▸ **Provided material**:
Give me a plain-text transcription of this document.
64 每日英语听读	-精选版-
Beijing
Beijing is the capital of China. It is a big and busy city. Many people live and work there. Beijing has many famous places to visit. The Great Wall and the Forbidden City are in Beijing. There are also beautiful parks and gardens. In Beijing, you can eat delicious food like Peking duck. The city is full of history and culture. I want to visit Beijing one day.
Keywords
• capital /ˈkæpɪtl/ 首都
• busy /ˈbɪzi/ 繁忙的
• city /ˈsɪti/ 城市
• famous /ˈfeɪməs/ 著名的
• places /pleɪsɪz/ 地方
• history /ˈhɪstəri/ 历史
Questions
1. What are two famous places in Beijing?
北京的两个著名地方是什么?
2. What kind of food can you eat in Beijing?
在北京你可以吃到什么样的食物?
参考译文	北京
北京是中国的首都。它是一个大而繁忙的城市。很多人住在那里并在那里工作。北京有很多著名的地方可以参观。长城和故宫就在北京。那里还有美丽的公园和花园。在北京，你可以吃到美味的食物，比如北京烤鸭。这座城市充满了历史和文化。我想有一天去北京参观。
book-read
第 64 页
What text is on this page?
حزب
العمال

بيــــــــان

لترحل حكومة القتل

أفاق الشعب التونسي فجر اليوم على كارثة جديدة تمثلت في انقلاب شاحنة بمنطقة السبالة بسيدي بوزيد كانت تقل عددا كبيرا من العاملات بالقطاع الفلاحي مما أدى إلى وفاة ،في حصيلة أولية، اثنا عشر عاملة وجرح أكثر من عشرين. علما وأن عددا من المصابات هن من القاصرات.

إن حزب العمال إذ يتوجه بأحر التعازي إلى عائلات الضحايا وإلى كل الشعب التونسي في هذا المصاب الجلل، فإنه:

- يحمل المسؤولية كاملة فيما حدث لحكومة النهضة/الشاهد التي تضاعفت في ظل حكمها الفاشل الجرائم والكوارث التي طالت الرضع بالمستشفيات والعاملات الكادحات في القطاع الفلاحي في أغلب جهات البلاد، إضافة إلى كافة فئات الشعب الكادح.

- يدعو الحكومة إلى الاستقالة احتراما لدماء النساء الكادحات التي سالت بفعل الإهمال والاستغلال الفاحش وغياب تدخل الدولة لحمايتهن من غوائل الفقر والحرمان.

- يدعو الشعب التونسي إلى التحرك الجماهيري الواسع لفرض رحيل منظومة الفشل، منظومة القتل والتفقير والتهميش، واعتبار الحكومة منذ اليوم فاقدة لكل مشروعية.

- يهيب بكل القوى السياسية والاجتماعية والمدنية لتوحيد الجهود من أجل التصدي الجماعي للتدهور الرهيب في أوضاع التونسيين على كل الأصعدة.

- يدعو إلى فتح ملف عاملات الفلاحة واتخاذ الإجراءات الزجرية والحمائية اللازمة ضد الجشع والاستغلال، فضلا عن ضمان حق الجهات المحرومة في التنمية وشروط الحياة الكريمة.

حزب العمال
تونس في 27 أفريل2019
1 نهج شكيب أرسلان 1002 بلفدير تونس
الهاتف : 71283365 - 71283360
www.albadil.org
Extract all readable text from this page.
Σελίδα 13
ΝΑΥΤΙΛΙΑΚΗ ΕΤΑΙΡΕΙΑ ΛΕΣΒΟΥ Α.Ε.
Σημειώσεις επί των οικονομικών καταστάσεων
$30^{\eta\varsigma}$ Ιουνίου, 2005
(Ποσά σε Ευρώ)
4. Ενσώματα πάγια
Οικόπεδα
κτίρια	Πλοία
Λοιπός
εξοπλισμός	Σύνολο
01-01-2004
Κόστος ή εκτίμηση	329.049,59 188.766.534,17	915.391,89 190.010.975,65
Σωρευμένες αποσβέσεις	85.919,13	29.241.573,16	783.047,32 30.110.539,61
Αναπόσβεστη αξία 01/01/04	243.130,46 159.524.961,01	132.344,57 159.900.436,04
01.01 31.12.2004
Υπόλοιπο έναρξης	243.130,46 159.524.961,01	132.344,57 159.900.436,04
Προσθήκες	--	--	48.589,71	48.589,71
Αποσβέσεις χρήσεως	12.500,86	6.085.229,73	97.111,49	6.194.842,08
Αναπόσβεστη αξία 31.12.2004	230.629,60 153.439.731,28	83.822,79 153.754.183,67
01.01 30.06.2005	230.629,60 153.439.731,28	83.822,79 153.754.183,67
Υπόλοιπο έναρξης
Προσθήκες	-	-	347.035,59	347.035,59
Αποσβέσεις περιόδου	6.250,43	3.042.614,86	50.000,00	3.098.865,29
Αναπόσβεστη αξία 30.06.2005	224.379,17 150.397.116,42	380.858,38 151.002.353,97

▸ **Short task**:
Collect each line holding the string "العمال".

▸ **Response to the task**:
العمال
إن حزب العمال إذ يتوجه بأحر التعازي إلى عائلات الضحايا وإلى كل الشعب التونسي في هذا المصاب الجلل، فإنه:
حزب العمال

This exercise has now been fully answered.